#### Available data
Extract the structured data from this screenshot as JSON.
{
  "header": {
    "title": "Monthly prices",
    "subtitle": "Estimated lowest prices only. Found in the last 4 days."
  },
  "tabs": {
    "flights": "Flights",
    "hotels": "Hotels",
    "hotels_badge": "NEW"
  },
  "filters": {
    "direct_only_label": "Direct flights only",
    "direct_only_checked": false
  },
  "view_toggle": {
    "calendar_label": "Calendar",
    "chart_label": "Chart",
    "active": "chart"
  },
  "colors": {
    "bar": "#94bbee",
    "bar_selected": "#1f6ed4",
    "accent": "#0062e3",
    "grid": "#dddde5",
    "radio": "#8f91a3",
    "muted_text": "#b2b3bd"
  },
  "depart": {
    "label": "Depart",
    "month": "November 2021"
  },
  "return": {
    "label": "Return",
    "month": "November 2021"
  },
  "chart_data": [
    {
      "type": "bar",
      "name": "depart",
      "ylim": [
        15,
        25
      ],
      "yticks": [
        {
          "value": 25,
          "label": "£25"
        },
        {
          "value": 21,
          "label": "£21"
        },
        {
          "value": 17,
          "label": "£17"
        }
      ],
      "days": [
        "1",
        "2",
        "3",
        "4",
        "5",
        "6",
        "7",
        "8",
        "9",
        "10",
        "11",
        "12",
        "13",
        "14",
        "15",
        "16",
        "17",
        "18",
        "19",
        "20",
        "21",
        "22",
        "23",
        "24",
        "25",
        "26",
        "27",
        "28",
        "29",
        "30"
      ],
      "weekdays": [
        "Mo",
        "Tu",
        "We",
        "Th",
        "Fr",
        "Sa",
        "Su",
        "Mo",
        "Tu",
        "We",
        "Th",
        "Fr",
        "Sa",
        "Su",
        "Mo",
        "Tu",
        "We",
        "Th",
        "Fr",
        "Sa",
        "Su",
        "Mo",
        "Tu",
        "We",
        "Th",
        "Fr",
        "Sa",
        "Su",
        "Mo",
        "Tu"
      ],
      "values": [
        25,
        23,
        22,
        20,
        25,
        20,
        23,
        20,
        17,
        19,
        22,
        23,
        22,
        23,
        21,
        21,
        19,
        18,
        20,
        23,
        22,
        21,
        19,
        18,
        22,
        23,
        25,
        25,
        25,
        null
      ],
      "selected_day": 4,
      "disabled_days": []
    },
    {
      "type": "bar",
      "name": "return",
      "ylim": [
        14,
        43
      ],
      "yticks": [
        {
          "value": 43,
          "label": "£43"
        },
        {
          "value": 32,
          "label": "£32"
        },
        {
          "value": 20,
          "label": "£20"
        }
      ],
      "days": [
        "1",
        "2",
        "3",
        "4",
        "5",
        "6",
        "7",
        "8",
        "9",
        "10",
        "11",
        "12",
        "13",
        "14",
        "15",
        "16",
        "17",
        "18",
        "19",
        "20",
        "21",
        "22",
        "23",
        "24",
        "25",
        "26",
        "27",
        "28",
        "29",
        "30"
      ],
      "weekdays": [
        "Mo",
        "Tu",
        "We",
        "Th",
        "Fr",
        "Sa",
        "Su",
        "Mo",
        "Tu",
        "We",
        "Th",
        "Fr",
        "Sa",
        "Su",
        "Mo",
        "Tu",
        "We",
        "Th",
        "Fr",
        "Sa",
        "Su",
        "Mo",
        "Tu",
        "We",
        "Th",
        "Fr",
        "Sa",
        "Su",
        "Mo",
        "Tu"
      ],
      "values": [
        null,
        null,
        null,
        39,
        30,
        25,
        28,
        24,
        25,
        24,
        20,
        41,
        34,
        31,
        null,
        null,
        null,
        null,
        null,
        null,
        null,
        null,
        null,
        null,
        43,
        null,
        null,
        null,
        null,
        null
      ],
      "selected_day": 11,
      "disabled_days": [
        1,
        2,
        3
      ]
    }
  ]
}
########
§ Objective: All of the entries must be quoted exactly; please include each one.

§ Solution to this exercise:
Extract the structured data from this screenshot as JSON.
{
  "header": {
    "title": "Monthly prices",
    "subtitle": "Estimated lowest prices only. Found in the last 4 days."
  },
  "tabs": {
    "flights": "Flights",
    "hotels": "Hotels",
    "hotels_badge": "NEW"
  },
  "filters": {
    "direct_only_label": "Direct flights only",
    "direct_only_checked": false
  },
  "view_toggle": {
    "calendar_label": "Calendar",
    "chart_label": "Chart",
    "active": "chart"
  },
  "colors": {
    "bar": "#94bbee",
    "bar_selected": "#1f6ed4",
    "accent": "#0062e3",
    "grid": "#dddde5",
    "radio": "#8f91a3",
    "muted_text": "#b2b3bd"
  },
  "depart": {
    "label": "Depart",
    "month": "November 2021"
  },
  "return": {
    "label": "Return",
    "month": "November 2021"
  },
  "chart_data": [
    {
      "type": "bar",
      "name": "depart",
      "ylim": [
        15,
        25
      ],
      "yticks": [
        {
          "value": 25,
          "label": "£25"
        },
        {
          "value": 21,
          "label": "£21"
        },
        {
          "value": 17,
          "label": "£17"
        }
      ],
      "days": [
        "1",
        "2",
        "3",
        "4",
        "5",
        "6",
        "7",
        "8",
        "9",
        "10",
        "11",
        "12",
        "13",
        "14",
        "15",
        "16",
        "17",
        "18",
        "19",
        "20",
        "21",
        "22",
        "23",
        "24",
        "25",
        "26",
        "27",
        "28",
        "29",
        "30"
      ],
      "weekdays": [
        "Mo",
        "Tu",
        "We",
        "Th",
        "Fr",
        "Sa",
        "Su",
        "Mo",
        "Tu",
        "We",
        "Th",
        "Fr",
        "Sa",
        "Su",
        "Mo",
        "Tu",
        "We",
        "Th",
        "Fr",
        "Sa",
        "Su",
        "Mo",
        "Tu",
        "We",
        "Th",
        "Fr",
        "Sa",
        "Su",
        "Mo",
        "Tu"
      ],
      "values": [
        25,
        23,
        22,
        20,
        25,
        20,
        23,
        20,
        17,
        19,
        22,
        23,
        22,
        23,
        21,
        21,
        19,
        18,
        20,
        23,
        22,
        21,
        19,
        18,
        22,
        23,
        25,
        25,
        25,
        null
      ],
      "selected_day": 4,
      "disabled_days": []
    },
    {
      "type": "bar",
      "name": "return",
      "ylim": [
        14,
        43
      ],
      "yticks": [
        {
          "value": 43,
          "label": "£43"
        },
        {
          "value": 32,
          "label": "£32"
        },
        {
          "value": 20,
          "label": "£20"
        }
      ],
      "days": [
        "1",
        "2",
        "3",
        "4",
        "5",
        "6",
        "7",
        "8",
        "9",
        "10",
        "11",
        "12",
        "13",
        "14",
        "15",
        "16",
        "17",
        "18",
        "19",
        "20",
        "21",
        "22",
        "23",
        "24",
        "25",
        "26",
        "27",
        "28",
        "29",
        "30"
      ],
      "weekdays": [
        "Mo",
        "Tu",
        "We",
        "Th",
        "Fr",
        "Sa",
        "Su",
        "Mo",
        "Tu",
        "We",
        "Th",
        "Fr",
        "Sa",
        "Su",
        "Mo",
        "Tu",
        "We",
        "Th",
        "Fr",
        "Sa",
        "Su",
        "Mo",
        "Tu",
        "We",
        "Th",
        "Fr",
        "Sa",
        "Su",
        "Mo",
        "Tu"
      ],
      "values": [
        null,
        null,
        null,
        39,
        30,
        25,
        28,
        24,
        25,
        24,
        20,
        41,
        34,
        31,
        null,
        null,
        null,
        null,
        null,
        null,
        null,
        null,
        null,
        null,
        43,
        null,
        null,
        null,
        null,
        null
      ],
      "selected_day": 11,
      "disabled_days": [
        1,
        2,
        3
      ]
    }
  ]
}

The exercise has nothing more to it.